PROBLEM REQUIREMENTS
Quote every line of the data below as it stands, omitting pictures.

ENTRIES PROVIDED
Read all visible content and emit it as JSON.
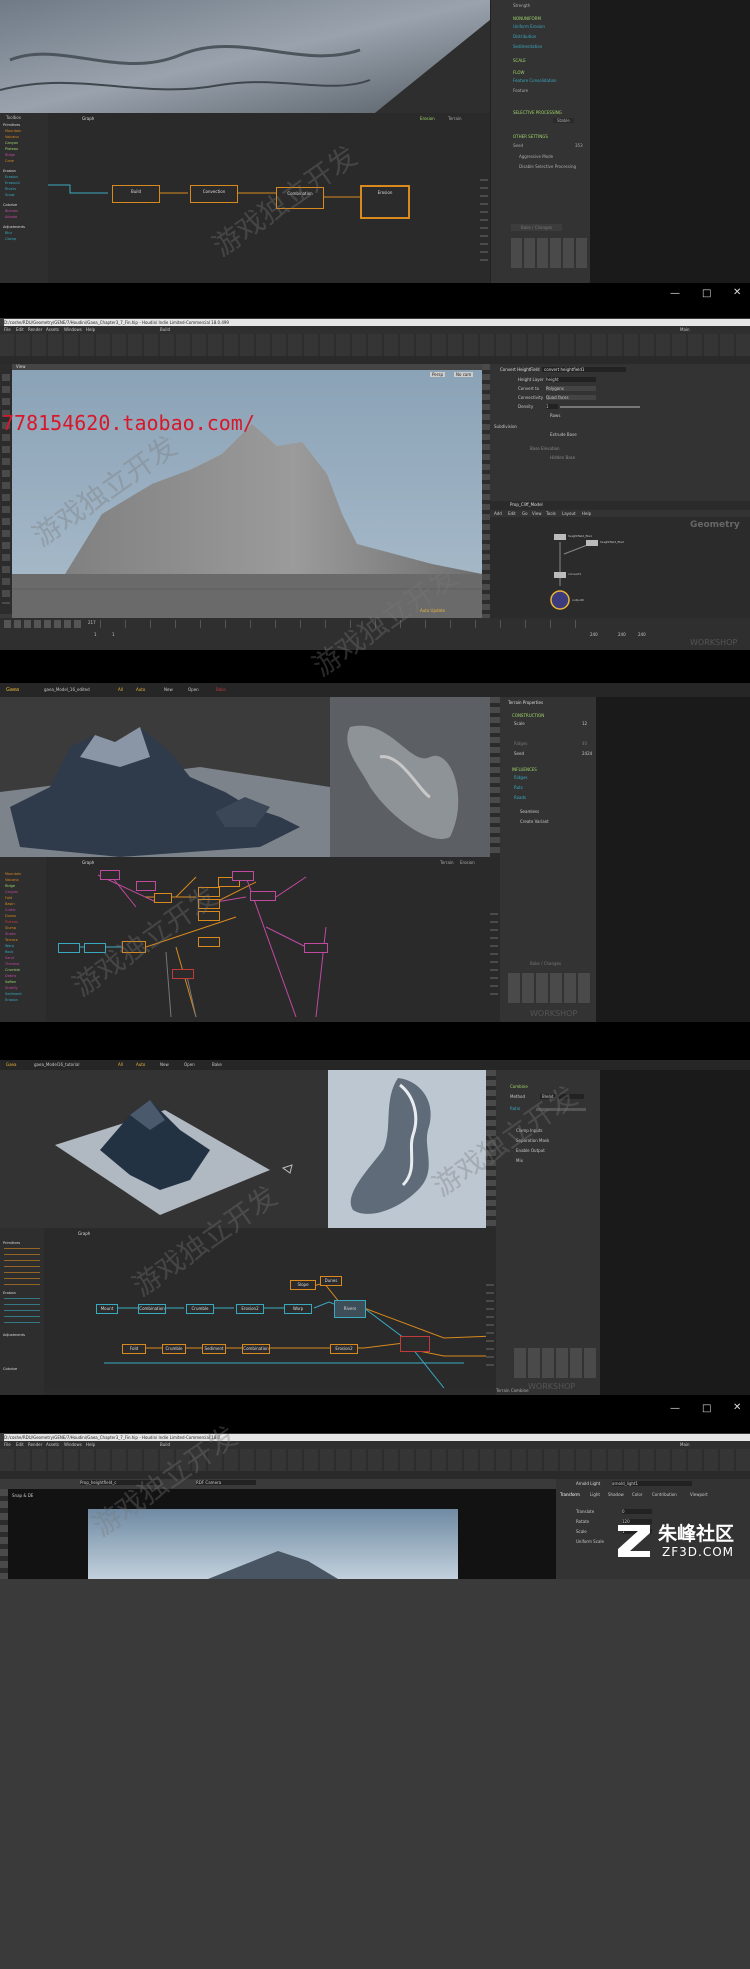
{
  "frame1": {
    "properties": {
      "strength_label": "Strength",
      "section_uniform": "NONUNIFORM",
      "uniform_items": [
        "Uniform Erosion",
        "Distribution",
        "Sedimentation"
      ],
      "section_scale": "SCALE",
      "section_flow": "FLOW",
      "flow_items": [
        "Feature Consolidation",
        "Feature"
      ],
      "section_selective": "SELECTIVE PROCESSING",
      "selective_value": "Stable",
      "section_other": "OTHER SETTINGS",
      "seed_label": "Seed",
      "seed_value": "353",
      "checkbox_aggressive": "Aggressive Mode",
      "checkbox_disable": "Disable Selective Processing",
      "bake_button": "Bake / Changes"
    },
    "toolbox_title": "Toolbox",
    "graph_title": "Graph",
    "graph_right_tabs": [
      "Erosion",
      "Terrain"
    ],
    "nodes": [
      "Build",
      "Convection",
      "Combination",
      "Erosion"
    ],
    "sidebar_sections": [
      {
        "title": "Primitives",
        "items": [
          "Mountain",
          "Volcano",
          "Canyon",
          "Plateau",
          "Ridge",
          "Cone",
          "Dunes",
          "Mesa",
          "Rock",
          "Slump"
        ]
      },
      {
        "title": "Erosion",
        "items": [
          "Erosion",
          "Erosion2",
          "Rivers",
          "Snow",
          "Sediment",
          "Thermal"
        ]
      },
      {
        "title": "Colorize",
        "items": [
          "Biomes",
          "Albedo",
          "Blend",
          "Mask"
        ]
      },
      {
        "title": "Adjustments",
        "items": [
          "Blur",
          "Clamp",
          "Curve"
        ]
      }
    ]
  },
  "frame2": {
    "title_path": "D:/coshe/RDU/Geometry/GENE/7/Houdini/Gaea_Chapter3_7_Fin.hip - Houdini Indie Limited-Commercial 18.0.499",
    "menu": [
      "File",
      "Edit",
      "Render",
      "Assets",
      "Windows",
      "Help",
      "Build",
      "Main"
    ],
    "viewport_label": "View",
    "persp_label": "Persp",
    "cam_label": "No cam",
    "path_field": "Prop_Cliff_Model",
    "watermark_url": "778154620.taobao.com/",
    "convert_title": "Convert HeightField",
    "convert_name": "convert heightfield1",
    "params": [
      "Height Layer",
      "Convert to",
      "Connectivity",
      "Density",
      "Subdivision"
    ],
    "param_values": [
      "height",
      "Polygons",
      "Quad faces",
      "1"
    ],
    "checkboxes": [
      "Extrude Base",
      "Rows",
      "Base Elevation",
      "Hidden Base"
    ],
    "network_menu": [
      "Add",
      "Edit",
      "Go",
      "View",
      "Tools",
      "Layout",
      "Help"
    ],
    "network_label": "Geometry",
    "net_nodes": [
      "heightfield_file1",
      "heightfield_file2",
      "convert1",
      "output0"
    ],
    "timeline_frame": "217",
    "timeline_end": "240",
    "timeline_values": [
      "1",
      "1",
      "240",
      "240"
    ],
    "status": "Auto Update"
  },
  "frame3": {
    "app_name": "Gaea",
    "file_name": "gaea_Model_16_edited",
    "toolbar_items": [
      "All",
      "Auto",
      "New",
      "Open",
      "Bake"
    ],
    "properties_title": "Terrain Properties",
    "construction": "CONSTRUCTION",
    "params": [
      "Scale",
      "Ridges",
      "Seed",
      "Height"
    ],
    "values": [
      "12",
      "40",
      "2424"
    ],
    "section_influences": "INFLUENCES",
    "influence_items": [
      "Ridges",
      "Ruts",
      "Roads"
    ],
    "checkbox_items": [
      "Seamless",
      "Create Variant"
    ],
    "graph_title": "Graph",
    "graph_tabs": [
      "Terrain",
      "Erosion"
    ],
    "bake_button": "Bake / Changes",
    "sidebar_items": [
      "Mountain",
      "Volcano",
      "Ridge",
      "Canyon",
      "Fold",
      "Basin",
      "Crater",
      "Dunes",
      "Plateau",
      "Slump",
      "Strata",
      "Terrace",
      "Warp",
      "Rock",
      "Sand",
      "Thermal",
      "Crumble",
      "Debris",
      "Soften",
      "Stratify",
      "Sediment",
      "Erosion",
      "Rivers",
      "Snow",
      "Sediment",
      "Thermal",
      "Wizard",
      "Texture"
    ]
  },
  "frame4": {
    "app_name": "Gaea",
    "file_name": "gaea_Model16_tutorial",
    "toolbar_items": [
      "All",
      "Auto",
      "New",
      "Open",
      "Bake"
    ],
    "properties_section": "Combine",
    "method_label": "Method",
    "method_value": "Blend",
    "ratio_label": "Ratio",
    "checkbox_items": [
      "Clamp Inputs",
      "Separation Mask",
      "Enable Output",
      "Mix"
    ],
    "graph_title": "Graph",
    "sidebar_sections": [
      "Primitives",
      "Erosion",
      "Adjustments",
      "Colorize"
    ],
    "nodes_row1": [
      "Mount",
      "Combination",
      "Crumble",
      "Erosion2",
      "Warp",
      "Rivers"
    ],
    "nodes_row2": [
      "Fold",
      "Crumble",
      "Sediment",
      "Combination",
      "Erosion2"
    ],
    "nodes_row3": [
      "Slope",
      "Dunes"
    ],
    "bottom_status": "Terrain Combine"
  },
  "frame5": {
    "title_path": "D:/coshe/RDU/Geometry/GENE/7/Houdini/Gaea_Chapter3_7_Fin.hip - Houdini Indie Limited-Commercial 18.0",
    "menu": [
      "File",
      "Edit",
      "Render",
      "Assets",
      "Windows",
      "Help",
      "Build",
      "Main"
    ],
    "viewport_label": "Snap & DE",
    "obj_path": "Prop_heightfield_c",
    "cam_label": "RDF Camera",
    "node_label": "Arnold Light",
    "node_name": "arnold_light1",
    "tabs": [
      "Transform",
      "Light",
      "Shadow",
      "Color",
      "Contribution",
      "Viewport"
    ],
    "params": [
      "Translate",
      "Rotate",
      "Scale",
      "Uniform Scale"
    ],
    "values": [
      "0",
      "120",
      "1"
    ],
    "logo_text": "朱峰社区",
    "logo_url": "ZF3D.COM"
  },
  "watermarks": [
    "游戏独立开发",
    "游戏独立开发",
    "游戏独立开发",
    "游戏独立开发",
    "游戏独立开发",
    "游戏独立开发",
    "游戏独立开发"
  ],
  "workshop_text": "WORKSHOP",
  "colors": {
    "bg_dark": "#2b2b2b",
    "panel": "#333333",
    "orange": "#d98a1e",
    "cyan": "#39a9c0",
    "pink": "#c04aa0",
    "green": "#9fd46b",
    "sky": "#8aa2b6"
  }
}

COMPLETED EXERCISE
Read all visible content and emit it as JSON.
{
  "frame1": {
    "properties": {
      "strength_label": "Strength",
      "section_uniform": "NONUNIFORM",
      "uniform_items": [
        "Uniform Erosion",
        "Distribution",
        "Sedimentation"
      ],
      "section_scale": "SCALE",
      "section_flow": "FLOW",
      "flow_items": [
        "Feature Consolidation",
        "Feature"
      ],
      "section_selective": "SELECTIVE PROCESSING",
      "selective_value": "Stable",
      "section_other": "OTHER SETTINGS",
      "seed_label": "Seed",
      "seed_value": "353",
      "checkbox_aggressive": "Aggressive Mode",
      "checkbox_disable": "Disable Selective Processing",
      "bake_button": "Bake / Changes"
    },
    "toolbox_title": "Toolbox",
    "graph_title": "Graph",
    "graph_right_tabs": [
      "Erosion",
      "Terrain"
    ],
    "nodes": [
      "Build",
      "Convection",
      "Combination",
      "Erosion"
    ],
    "sidebar_sections": [
      {
        "title": "Primitives",
        "items": [
          "Mountain",
          "Volcano",
          "Canyon",
          "Plateau",
          "Ridge",
          "Cone",
          "Dunes",
          "Mesa",
          "Rock",
          "Slump"
        ]
      },
      {
        "title": "Erosion",
        "items": [
          "Erosion",
          "Erosion2",
          "Rivers",
          "Snow",
          "Sediment",
          "Thermal"
        ]
      },
      {
        "title": "Colorize",
        "items": [
          "Biomes",
          "Albedo",
          "Blend",
          "Mask"
        ]
      },
      {
        "title": "Adjustments",
        "items": [
          "Blur",
          "Clamp",
          "Curve"
        ]
      }
    ]
  },
  "frame2": {
    "title_path": "D:/coshe/RDU/Geometry/GENE/7/Houdini/Gaea_Chapter3_7_Fin.hip - Houdini Indie Limited-Commercial 18.0.499",
    "menu": [
      "File",
      "Edit",
      "Render",
      "Assets",
      "Windows",
      "Help",
      "Build",
      "Main"
    ],
    "viewport_label": "View",
    "persp_label": "Persp",
    "cam_label": "No cam",
    "path_field": "Prop_Cliff_Model",
    "watermark_url": "778154620.taobao.com/",
    "convert_title": "Convert HeightField",
    "convert_name": "convert heightfield1",
    "params": [
      "Height Layer",
      "Convert to",
      "Connectivity",
      "Density",
      "Subdivision"
    ],
    "param_values": [
      "height",
      "Polygons",
      "Quad faces",
      "1"
    ],
    "checkboxes": [
      "Extrude Base",
      "Rows",
      "Base Elevation",
      "Hidden Base"
    ],
    "network_menu": [
      "Add",
      "Edit",
      "Go",
      "View",
      "Tools",
      "Layout",
      "Help"
    ],
    "network_label": "Geometry",
    "net_nodes": [
      "heightfield_file1",
      "heightfield_file2",
      "convert1",
      "output0"
    ],
    "timeline_frame": "217",
    "timeline_end": "240",
    "timeline_values": [
      "1",
      "1",
      "240",
      "240"
    ],
    "status": "Auto Update"
  },
  "frame3": {
    "app_name": "Gaea",
    "file_name": "gaea_Model_16_edited",
    "toolbar_items": [
      "All",
      "Auto",
      "New",
      "Open",
      "Bake"
    ],
    "properties_title": "Terrain Properties",
    "construction": "CONSTRUCTION",
    "params": [
      "Scale",
      "Ridges",
      "Seed",
      "Height"
    ],
    "values": [
      "12",
      "40",
      "2424"
    ],
    "section_influences": "INFLUENCES",
    "influence_items": [
      "Ridges",
      "Ruts",
      "Roads"
    ],
    "checkbox_items": [
      "Seamless",
      "Create Variant"
    ],
    "graph_title": "Graph",
    "graph_tabs": [
      "Terrain",
      "Erosion"
    ],
    "bake_button": "Bake / Changes",
    "sidebar_items": [
      "Mountain",
      "Volcano",
      "Ridge",
      "Canyon",
      "Fold",
      "Basin",
      "Crater",
      "Dunes",
      "Plateau",
      "Slump",
      "Strata",
      "Terrace",
      "Warp",
      "Rock",
      "Sand",
      "Thermal",
      "Crumble",
      "Debris",
      "Soften",
      "Stratify",
      "Sediment",
      "Erosion",
      "Rivers",
      "Snow",
      "Sediment",
      "Thermal",
      "Wizard",
      "Texture"
    ]
  },
  "frame4": {
    "app_name": "Gaea",
    "file_name": "gaea_Model16_tutorial",
    "toolbar_items": [
      "All",
      "Auto",
      "New",
      "Open",
      "Bake"
    ],
    "properties_section": "Combine",
    "method_label": "Method",
    "method_value": "Blend",
    "ratio_label": "Ratio",
    "checkbox_items": [
      "Clamp Inputs",
      "Separation Mask",
      "Enable Output",
      "Mix"
    ],
    "graph_title": "Graph",
    "sidebar_sections": [
      "Primitives",
      "Erosion",
      "Adjustments",
      "Colorize"
    ],
    "nodes_row1": [
      "Mount",
      "Combination",
      "Crumble",
      "Erosion2",
      "Warp",
      "Rivers"
    ],
    "nodes_row2": [
      "Fold",
      "Crumble",
      "Sediment",
      "Combination",
      "Erosion2"
    ],
    "nodes_row3": [
      "Slope",
      "Dunes"
    ],
    "bottom_status": "Terrain Combine"
  },
  "frame5": {
    "title_path": "D:/coshe/RDU/Geometry/GENE/7/Houdini/Gaea_Chapter3_7_Fin.hip - Houdini Indie Limited-Commercial 18.0",
    "menu": [
      "File",
      "Edit",
      "Render",
      "Assets",
      "Windows",
      "Help",
      "Build",
      "Main"
    ],
    "viewport_label": "Snap & DE",
    "obj_path": "Prop_heightfield_c",
    "cam_label": "RDF Camera",
    "node_label": "Arnold Light",
    "node_name": "arnold_light1",
    "tabs": [
      "Transform",
      "Light",
      "Shadow",
      "Color",
      "Contribution",
      "Viewport"
    ],
    "params": [
      "Translate",
      "Rotate",
      "Scale",
      "Uniform Scale"
    ],
    "values": [
      "0",
      "120",
      "1"
    ],
    "logo_text": "朱峰社区",
    "logo_url": "ZF3D.COM"
  },
  "watermarks": [
    "游戏独立开发",
    "游戏独立开发",
    "游戏独立开发",
    "游戏独立开发",
    "游戏独立开发",
    "游戏独立开发",
    "游戏独立开发"
  ],
  "workshop_text": "WORKSHOP",
  "colors": {
    "bg_dark": "#2b2b2b",
    "panel": "#333333",
    "orange": "#d98a1e",
    "cyan": "#39a9c0",
    "pink": "#c04aa0",
    "green": "#9fd46b",
    "sky": "#8aa2b6"
  }
}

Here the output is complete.